Fang Zhong (; born July 1970) is a Chinese physicist and the current director of the Institute of Physics, Chinese Academy of Sciences.

Biography
Fang was born in Wuhan, Hubei province in 1970. He received his bachelor's degree and doctor's degree from Huazhong University of Science and Technology in 1991 and 1996, respectively.

After university, he became a visiting scholar at the Industrial Technology Research Institute in Japan and Oak Ridge National Laboratory in the United States. He returned to China in 2003 and became a research follow at the Institute of Physics, Chinese Academy of Sciences in Beijing. He served as deputy director of the Institute of Physics, Chinese Academy of Sciences in 2012, and five years later promoted to the Director position. On November 21, 2017, he was appointed director of the Beijing National Research Center for Condensed Matter Physics.
● ● ● ● ● ● ●
▶ [STATED TASK]: Duplicate everything in the Fang Zhong biography from "Fang Zhong (;" down to "and 1996, respectively.".
● ● ● ● ● ● ●
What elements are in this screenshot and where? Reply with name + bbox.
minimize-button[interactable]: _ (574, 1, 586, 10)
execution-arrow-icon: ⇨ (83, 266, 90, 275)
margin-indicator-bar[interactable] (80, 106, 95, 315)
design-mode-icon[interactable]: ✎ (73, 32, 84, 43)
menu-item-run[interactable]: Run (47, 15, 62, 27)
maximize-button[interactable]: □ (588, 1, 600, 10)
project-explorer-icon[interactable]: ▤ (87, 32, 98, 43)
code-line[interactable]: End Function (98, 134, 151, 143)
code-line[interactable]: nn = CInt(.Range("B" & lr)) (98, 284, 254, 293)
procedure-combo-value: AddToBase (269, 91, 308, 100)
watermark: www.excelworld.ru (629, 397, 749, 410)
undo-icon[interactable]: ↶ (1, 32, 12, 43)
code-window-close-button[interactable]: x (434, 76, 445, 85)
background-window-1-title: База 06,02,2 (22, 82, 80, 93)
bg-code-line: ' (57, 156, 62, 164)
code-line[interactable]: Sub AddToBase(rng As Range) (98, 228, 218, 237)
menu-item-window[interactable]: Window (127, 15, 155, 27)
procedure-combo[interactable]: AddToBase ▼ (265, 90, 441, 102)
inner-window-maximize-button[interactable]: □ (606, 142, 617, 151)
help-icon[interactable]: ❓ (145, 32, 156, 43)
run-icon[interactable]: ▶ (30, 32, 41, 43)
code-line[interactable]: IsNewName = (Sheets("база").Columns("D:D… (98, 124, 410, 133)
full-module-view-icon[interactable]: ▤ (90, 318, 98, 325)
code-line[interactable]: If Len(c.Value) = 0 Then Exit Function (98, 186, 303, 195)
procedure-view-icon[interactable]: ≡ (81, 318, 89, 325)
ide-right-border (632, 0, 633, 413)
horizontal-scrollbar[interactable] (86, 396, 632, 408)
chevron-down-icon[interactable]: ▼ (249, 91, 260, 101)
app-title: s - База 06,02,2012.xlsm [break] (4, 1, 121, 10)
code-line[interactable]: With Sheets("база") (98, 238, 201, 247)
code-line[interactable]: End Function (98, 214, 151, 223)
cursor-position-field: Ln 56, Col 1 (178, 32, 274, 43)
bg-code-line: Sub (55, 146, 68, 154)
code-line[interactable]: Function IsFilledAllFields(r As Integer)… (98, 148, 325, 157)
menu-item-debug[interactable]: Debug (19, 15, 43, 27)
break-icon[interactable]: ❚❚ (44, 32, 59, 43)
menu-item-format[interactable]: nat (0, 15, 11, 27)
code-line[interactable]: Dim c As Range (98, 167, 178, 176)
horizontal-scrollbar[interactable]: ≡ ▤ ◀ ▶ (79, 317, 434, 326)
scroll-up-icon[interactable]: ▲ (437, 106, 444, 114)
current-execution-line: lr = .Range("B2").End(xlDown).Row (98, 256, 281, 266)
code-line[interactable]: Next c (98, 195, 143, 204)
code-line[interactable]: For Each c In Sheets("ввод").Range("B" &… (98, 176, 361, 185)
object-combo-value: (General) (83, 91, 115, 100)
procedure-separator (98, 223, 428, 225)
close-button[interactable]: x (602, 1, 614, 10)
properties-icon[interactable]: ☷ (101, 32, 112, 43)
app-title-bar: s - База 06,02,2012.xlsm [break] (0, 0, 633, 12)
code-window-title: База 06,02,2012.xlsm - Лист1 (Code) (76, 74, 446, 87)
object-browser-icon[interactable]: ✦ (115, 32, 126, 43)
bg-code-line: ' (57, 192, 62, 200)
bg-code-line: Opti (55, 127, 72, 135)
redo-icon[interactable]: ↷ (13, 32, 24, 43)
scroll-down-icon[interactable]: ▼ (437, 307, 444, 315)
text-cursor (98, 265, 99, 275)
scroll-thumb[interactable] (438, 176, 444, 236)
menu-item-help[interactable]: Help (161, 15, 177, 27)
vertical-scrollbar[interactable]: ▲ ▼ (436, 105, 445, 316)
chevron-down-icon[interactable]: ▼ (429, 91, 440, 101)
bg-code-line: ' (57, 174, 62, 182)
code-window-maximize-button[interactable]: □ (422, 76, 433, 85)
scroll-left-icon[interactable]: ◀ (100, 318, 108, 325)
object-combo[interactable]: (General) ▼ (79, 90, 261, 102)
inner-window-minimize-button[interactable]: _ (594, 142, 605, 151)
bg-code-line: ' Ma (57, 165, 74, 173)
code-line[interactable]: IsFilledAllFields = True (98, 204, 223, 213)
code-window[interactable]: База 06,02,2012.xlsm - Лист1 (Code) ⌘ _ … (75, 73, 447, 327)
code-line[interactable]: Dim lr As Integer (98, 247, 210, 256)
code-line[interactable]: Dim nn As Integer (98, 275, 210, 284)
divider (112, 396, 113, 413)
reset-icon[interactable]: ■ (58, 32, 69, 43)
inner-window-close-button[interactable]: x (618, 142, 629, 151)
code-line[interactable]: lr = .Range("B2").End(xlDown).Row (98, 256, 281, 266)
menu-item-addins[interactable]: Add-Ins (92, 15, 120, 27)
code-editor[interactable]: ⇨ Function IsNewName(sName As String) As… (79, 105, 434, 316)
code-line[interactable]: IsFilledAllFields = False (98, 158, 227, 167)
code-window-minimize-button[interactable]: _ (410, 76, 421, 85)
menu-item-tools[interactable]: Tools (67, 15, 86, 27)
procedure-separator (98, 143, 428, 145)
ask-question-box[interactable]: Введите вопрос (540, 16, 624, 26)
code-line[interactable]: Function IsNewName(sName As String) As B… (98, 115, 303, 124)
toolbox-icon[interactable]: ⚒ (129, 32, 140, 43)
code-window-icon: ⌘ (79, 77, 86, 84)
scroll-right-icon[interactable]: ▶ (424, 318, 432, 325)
● ● ● ● ● ● ●
▶ [FULL RESPONSE]:
Fang Zhong (; born July 1970) is a Chinese physicist and the current director of the Institute of Physics, Chinese Academy of Sciences.

Biography
Fang was born in Wuhan, Hubei province in 1970. He received his bachelor's degree and doctor's degree from Huazhong University of Science and Technology in 1991 and 1996, respectively.